** Problem requirements **
Could you write out the records below exactly as they appear?

-- start of Given data --

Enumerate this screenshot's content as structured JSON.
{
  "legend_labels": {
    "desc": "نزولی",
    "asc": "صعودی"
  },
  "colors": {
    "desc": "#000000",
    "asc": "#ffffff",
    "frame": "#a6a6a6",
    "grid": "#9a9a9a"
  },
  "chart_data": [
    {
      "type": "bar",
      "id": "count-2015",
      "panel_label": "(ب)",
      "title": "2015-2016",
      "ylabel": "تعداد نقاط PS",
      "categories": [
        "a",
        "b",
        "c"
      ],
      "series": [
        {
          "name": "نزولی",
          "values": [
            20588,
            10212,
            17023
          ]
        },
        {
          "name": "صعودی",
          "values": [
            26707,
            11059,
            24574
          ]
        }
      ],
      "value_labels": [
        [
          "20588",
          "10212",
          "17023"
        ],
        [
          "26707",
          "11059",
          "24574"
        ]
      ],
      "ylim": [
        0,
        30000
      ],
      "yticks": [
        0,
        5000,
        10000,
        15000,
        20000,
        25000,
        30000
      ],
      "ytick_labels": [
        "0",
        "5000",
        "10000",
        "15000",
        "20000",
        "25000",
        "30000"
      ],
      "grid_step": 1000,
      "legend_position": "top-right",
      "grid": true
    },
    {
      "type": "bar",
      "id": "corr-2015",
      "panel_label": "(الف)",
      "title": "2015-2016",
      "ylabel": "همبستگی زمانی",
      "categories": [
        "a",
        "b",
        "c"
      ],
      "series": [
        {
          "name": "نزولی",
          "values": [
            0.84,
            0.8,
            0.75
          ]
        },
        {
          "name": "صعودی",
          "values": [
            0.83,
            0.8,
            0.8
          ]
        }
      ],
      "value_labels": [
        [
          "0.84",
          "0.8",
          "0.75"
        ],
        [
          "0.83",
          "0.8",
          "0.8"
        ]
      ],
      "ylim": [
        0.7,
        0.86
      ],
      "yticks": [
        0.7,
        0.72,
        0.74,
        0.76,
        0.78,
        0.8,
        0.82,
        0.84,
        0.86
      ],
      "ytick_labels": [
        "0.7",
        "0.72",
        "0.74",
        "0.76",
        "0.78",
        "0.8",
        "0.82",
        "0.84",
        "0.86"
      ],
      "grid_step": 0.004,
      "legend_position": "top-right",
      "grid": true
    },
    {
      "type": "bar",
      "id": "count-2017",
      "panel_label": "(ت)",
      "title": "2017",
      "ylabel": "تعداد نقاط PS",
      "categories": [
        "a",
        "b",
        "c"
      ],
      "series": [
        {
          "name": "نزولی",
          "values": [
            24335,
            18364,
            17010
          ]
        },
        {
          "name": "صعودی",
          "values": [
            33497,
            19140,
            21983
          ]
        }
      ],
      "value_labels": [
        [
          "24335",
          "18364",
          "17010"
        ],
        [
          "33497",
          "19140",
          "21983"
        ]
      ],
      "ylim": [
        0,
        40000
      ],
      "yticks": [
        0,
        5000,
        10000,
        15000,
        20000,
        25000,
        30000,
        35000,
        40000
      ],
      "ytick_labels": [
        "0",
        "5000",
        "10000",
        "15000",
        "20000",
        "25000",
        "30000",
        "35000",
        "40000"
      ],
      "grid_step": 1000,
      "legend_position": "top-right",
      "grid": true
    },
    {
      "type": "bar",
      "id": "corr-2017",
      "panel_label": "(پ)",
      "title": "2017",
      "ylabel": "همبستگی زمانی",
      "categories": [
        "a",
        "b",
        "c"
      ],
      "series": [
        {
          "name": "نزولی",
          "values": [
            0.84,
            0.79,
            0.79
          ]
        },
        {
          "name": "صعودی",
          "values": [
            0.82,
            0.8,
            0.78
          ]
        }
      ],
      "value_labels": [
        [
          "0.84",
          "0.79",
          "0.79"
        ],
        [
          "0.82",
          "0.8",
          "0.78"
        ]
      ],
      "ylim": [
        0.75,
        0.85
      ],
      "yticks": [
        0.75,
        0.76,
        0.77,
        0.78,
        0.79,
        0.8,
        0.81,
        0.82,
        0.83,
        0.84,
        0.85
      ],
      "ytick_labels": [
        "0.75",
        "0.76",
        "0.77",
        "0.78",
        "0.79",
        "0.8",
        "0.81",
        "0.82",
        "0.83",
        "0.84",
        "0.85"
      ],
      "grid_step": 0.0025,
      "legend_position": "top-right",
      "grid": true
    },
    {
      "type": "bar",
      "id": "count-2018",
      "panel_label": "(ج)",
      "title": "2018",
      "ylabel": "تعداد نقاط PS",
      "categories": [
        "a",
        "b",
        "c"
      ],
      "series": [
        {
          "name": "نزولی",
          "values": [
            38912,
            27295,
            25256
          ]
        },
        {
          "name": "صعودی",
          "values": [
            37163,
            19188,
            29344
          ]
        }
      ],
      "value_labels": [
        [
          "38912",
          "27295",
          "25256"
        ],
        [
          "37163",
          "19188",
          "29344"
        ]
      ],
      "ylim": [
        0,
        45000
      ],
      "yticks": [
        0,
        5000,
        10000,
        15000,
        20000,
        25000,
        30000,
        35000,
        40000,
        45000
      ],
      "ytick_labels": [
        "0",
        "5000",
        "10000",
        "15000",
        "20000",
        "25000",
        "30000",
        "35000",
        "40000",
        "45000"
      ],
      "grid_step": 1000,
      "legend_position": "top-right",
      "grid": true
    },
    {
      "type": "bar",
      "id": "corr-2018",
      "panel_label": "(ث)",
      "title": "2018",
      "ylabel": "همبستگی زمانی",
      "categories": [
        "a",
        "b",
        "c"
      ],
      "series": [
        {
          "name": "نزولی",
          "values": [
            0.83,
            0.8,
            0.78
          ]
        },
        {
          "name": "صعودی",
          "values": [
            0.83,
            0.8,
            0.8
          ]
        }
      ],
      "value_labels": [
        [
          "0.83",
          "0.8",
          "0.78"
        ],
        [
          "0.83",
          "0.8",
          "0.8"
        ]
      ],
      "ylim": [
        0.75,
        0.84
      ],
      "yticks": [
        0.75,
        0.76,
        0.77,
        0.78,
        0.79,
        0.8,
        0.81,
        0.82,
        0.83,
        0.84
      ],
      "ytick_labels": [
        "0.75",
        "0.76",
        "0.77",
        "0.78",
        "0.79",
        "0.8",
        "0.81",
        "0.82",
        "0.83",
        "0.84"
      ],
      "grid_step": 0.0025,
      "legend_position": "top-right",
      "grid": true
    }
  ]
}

-- end of Given data --

** Response **
Enumerate this screenshot's content as structured JSON.
{
  "legend_labels": {
    "desc": "نزولی",
    "asc": "صعودی"
  },
  "colors": {
    "desc": "#000000",
    "asc": "#ffffff",
    "frame": "#a6a6a6",
    "grid": "#9a9a9a"
  },
  "chart_data": [
    {
      "type": "bar",
      "id": "count-2015",
      "panel_label": "(ب)",
      "title": "2015-2016",
      "ylabel": "تعداد نقاط PS",
      "categories": [
        "a",
        "b",
        "c"
      ],
      "series": [
        {
          "name": "نزولی",
          "values": [
            20588,
            10212,
            17023
          ]
        },
        {
          "name": "صعودی",
          "values": [
            26707,
            11059,
            24574
          ]
        }
      ],
      "value_labels": [
        [
          "20588",
          "10212",
          "17023"
        ],
        [
          "26707",
          "11059",
          "24574"
        ]
      ],
      "ylim": [
        0,
        30000
      ],
      "yticks": [
        0,
        5000,
        10000,
        15000,
        20000,
        25000,
        30000
      ],
      "ytick_labels": [
        "0",
        "5000",
        "10000",
        "15000",
        "20000",
        "25000",
        "30000"
      ],
      "grid_step": 1000,
      "legend_position": "top-right",
      "grid": true
    },
    {
      "type": "bar",
      "id": "corr-2015",
      "panel_label": "(الف)",
      "title": "2015-2016",
      "ylabel": "همبستگی زمانی",
      "categories": [
        "a",
        "b",
        "c"
      ],
      "series": [
        {
          "name": "نزولی",
          "values": [
            0.84,
            0.8,
            0.75
          ]
        },
        {
          "name": "صعودی",
          "values": [
            0.83,
            0.8,
            0.8
          ]
        }
      ],
      "value_labels": [
        [
          "0.84",
          "0.8",
          "0.75"
        ],
        [
          "0.83",
          "0.8",
          "0.8"
        ]
      ],
      "ylim": [
        0.7,
        0.86
      ],
      "yticks": [
        0.7,
        0.72,
        0.74,
        0.76,
        0.78,
        0.8,
        0.82,
        0.84,
        0.86
      ],
      "ytick_labels": [
        "0.7",
        "0.72",
        "0.74",
        "0.76",
        "0.78",
        "0.8",
        "0.82",
        "0.84",
        "0.86"
      ],
      "grid_step": 0.004,
      "legend_position": "top-right",
      "grid": true
    },
    {
      "type": "bar",
      "id": "count-2017",
      "panel_label": "(ت)",
      "title": "2017",
      "ylabel": "تعداد نقاط PS",
      "categories": [
        "a",
        "b",
        "c"
      ],
      "series": [
        {
          "name": "نزولی",
          "values": [
            24335,
            18364,
            17010
          ]
        },
        {
          "name": "صعودی",
          "values": [
            33497,
            19140,
            21983
          ]
        }
      ],
      "value_labels": [
        [
          "24335",
          "18364",
          "17010"
        ],
        [
          "33497",
          "19140",
          "21983"
        ]
      ],
      "ylim": [
        0,
        40000
      ],
      "yticks": [
        0,
        5000,
        10000,
        15000,
        20000,
        25000,
        30000,
        35000,
        40000
      ],
      "ytick_labels": [
        "0",
        "5000",
        "10000",
        "15000",
        "20000",
        "25000",
        "30000",
        "35000",
        "40000"
      ],
      "grid_step": 1000,
      "legend_position": "top-right",
      "grid": true
    },
    {
      "type": "bar",
      "id": "corr-2017",
      "panel_label": "(پ)",
      "title": "2017",
      "ylabel": "همبستگی زمانی",
      "categories": [
        "a",
        "b",
        "c"
      ],
      "series": [
        {
          "name": "نزولی",
          "values": [
            0.84,
            0.79,
            0.79
          ]
        },
        {
          "name": "صعودی",
          "values": [
            0.82,
            0.8,
            0.78
          ]
        }
      ],
      "value_labels": [
        [
          "0.84",
          "0.79",
          "0.79"
        ],
        [
          "0.82",
          "0.8",
          "0.78"
        ]
      ],
      "ylim": [
        0.75,
        0.85
      ],
      "yticks": [
        0.75,
        0.76,
        0.77,
        0.78,
        0.79,
        0.8,
        0.81,
        0.82,
        0.83,
        0.84,
        0.85
      ],
      "ytick_labels": [
        "0.75",
        "0.76",
        "0.77",
        "0.78",
        "0.79",
        "0.8",
        "0.81",
        "0.82",
        "0.83",
        "0.84",
        "0.85"
      ],
      "grid_step": 0.0025,
      "legend_position": "top-right",
      "grid": true
    },
    {
      "type": "bar",
      "id": "count-2018",
      "panel_label": "(ج)",
      "title": "2018",
      "ylabel": "تعداد نقاط PS",
      "categories": [
        "a",
        "b",
        "c"
      ],
      "series": [
        {
          "name": "نزولی",
          "values": [
            38912,
            27295,
            25256
          ]
        },
        {
          "name": "صعودی",
          "values": [
            37163,
            19188,
            29344
          ]
        }
      ],
      "value_labels": [
        [
          "38912",
          "27295",
          "25256"
        ],
        [
          "37163",
          "19188",
          "29344"
        ]
      ],
      "ylim": [
        0,
        45000
      ],
      "yticks": [
        0,
        5000,
        10000,
        15000,
        20000,
        25000,
        30000,
        35000,
        40000,
        45000
      ],
      "ytick_labels": [
        "0",
        "5000",
        "10000",
        "15000",
        "20000",
        "25000",
        "30000",
        "35000",
        "40000",
        "45000"
      ],
      "grid_step": 1000,
      "legend_position": "top-right",
      "grid": true
    },
    {
      "type": "bar",
      "id": "corr-2018",
      "panel_label": "(ث)",
      "title": "2018",
      "ylabel": "همبستگی زمانی",
      "categories": [
        "a",
        "b",
        "c"
      ],
      "series": [
        {
          "name": "نزولی",
          "values": [
            0.83,
            0.8,
            0.78
          ]
        },
        {
          "name": "صعودی",
          "values": [
            0.83,
            0.8,
            0.8
          ]
        }
      ],
      "value_labels": [
        [
          "0.83",
          "0.8",
          "0.78"
        ],
        [
          "0.83",
          "0.8",
          "0.8"
        ]
      ],
      "ylim": [
        0.75,
        0.84
      ],
      "yticks": [
        0.75,
        0.76,
        0.77,
        0.78,
        0.79,
        0.8,
        0.81,
        0.82,
        0.83,
        0.84
      ],
      "ytick_labels": [
        "0.75",
        "0.76",
        "0.77",
        "0.78",
        "0.79",
        "0.8",
        "0.81",
        "0.82",
        "0.83",
        "0.84"
      ],
      "grid_step": 0.0025,
      "legend_position": "top-right",
      "grid": true
    }
  ]
}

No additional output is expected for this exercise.